__SOURCE RECORDS__

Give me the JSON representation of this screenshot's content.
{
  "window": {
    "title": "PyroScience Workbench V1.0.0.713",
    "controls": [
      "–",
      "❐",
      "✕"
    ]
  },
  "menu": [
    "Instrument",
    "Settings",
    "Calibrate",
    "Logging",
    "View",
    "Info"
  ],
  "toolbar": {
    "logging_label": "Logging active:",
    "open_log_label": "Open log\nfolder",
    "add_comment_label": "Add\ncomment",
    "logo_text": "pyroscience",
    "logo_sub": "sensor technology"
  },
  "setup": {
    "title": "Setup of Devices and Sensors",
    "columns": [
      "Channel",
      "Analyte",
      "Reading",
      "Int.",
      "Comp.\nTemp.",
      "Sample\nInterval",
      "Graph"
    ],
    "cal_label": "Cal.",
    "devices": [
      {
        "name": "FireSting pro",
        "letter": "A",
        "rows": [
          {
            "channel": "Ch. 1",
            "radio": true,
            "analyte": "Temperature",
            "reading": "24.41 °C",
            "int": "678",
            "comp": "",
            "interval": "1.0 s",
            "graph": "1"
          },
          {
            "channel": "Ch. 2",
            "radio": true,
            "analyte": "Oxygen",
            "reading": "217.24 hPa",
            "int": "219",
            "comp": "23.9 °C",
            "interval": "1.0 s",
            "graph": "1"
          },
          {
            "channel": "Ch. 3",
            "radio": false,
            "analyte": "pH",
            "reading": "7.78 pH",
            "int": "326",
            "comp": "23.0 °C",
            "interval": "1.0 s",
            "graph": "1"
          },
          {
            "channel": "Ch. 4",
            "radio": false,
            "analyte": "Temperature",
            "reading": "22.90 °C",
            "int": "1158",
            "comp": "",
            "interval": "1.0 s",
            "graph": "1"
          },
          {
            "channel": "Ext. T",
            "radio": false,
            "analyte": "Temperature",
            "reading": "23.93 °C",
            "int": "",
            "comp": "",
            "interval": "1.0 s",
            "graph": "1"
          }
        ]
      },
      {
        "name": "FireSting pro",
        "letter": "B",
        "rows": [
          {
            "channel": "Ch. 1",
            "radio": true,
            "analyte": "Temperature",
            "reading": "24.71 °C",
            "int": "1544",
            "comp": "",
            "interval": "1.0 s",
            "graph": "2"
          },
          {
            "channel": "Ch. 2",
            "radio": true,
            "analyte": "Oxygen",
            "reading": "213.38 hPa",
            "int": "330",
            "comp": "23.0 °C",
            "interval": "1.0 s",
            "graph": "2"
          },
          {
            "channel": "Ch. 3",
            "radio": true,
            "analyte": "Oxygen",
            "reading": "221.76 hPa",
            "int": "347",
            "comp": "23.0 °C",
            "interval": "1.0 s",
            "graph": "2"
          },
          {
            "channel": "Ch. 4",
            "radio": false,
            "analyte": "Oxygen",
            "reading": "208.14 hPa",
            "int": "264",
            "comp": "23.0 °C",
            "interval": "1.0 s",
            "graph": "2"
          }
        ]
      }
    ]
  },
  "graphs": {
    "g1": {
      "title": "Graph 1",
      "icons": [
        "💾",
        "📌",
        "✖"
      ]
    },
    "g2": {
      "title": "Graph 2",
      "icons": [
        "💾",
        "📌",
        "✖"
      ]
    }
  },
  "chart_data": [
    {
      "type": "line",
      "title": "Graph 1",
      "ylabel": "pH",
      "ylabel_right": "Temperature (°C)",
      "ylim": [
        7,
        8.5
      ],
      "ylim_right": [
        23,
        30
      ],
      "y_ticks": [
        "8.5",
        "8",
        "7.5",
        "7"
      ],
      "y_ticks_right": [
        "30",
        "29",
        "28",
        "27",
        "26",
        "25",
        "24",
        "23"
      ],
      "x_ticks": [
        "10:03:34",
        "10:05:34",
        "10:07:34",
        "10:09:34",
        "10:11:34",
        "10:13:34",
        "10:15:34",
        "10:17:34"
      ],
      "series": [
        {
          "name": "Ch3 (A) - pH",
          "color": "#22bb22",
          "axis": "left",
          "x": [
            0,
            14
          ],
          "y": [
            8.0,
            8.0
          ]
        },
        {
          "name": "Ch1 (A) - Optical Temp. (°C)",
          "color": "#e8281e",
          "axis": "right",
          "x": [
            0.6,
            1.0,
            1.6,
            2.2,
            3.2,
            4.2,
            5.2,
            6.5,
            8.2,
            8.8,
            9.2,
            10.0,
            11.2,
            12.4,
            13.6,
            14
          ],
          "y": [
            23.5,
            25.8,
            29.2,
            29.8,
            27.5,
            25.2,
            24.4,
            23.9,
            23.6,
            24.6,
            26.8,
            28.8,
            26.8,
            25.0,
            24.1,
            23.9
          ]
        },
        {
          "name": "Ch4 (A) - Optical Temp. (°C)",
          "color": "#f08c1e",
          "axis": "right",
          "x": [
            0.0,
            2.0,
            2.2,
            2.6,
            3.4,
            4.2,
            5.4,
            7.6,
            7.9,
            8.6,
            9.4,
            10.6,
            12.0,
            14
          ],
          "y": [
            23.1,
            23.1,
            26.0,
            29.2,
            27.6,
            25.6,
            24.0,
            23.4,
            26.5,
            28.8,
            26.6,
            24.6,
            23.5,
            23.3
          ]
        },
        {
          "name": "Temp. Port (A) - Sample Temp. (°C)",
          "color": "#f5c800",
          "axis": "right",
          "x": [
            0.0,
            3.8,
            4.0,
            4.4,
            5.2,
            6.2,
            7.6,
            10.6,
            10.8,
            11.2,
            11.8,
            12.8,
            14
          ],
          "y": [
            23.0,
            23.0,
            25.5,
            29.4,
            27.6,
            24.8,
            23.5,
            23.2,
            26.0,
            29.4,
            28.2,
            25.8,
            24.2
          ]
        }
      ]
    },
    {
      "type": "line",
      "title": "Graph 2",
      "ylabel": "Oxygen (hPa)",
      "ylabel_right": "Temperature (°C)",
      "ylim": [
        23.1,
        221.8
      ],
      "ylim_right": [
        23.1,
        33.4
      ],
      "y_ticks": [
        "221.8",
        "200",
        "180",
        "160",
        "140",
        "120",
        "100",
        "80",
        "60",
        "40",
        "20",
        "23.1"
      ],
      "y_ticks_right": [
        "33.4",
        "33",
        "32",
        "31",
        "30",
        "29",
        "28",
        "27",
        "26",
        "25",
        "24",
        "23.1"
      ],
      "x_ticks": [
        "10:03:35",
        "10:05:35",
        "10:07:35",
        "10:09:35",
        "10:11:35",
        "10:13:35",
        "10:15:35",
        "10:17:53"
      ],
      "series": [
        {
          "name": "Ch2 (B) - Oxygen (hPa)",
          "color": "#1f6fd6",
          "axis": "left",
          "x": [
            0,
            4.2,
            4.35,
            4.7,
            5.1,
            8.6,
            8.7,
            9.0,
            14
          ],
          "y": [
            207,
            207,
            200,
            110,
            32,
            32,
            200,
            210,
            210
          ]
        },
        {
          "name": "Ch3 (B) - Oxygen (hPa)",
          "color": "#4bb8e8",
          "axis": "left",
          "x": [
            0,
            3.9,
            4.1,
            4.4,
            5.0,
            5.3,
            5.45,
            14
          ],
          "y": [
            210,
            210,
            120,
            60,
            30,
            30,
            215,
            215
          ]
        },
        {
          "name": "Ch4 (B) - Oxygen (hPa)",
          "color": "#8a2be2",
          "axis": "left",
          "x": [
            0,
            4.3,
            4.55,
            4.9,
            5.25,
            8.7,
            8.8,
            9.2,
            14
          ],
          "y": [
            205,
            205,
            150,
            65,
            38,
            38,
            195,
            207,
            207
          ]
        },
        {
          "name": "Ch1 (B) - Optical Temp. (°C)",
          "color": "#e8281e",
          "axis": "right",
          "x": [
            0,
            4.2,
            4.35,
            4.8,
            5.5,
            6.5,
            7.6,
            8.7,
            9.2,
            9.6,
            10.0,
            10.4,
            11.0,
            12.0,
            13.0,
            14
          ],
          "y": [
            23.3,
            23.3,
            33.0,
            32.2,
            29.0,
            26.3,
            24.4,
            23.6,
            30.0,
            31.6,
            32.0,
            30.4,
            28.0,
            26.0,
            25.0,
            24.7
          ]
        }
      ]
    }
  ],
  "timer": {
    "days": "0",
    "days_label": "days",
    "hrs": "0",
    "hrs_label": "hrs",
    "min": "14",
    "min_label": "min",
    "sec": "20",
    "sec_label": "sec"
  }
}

__WHAT IS EXPECTED__
In the records above, collect each line with "Sample".

__ANSWER__
      "Sample\nInterval",
          "name": "Temp. Port (A) - Sample Temp. (°C)",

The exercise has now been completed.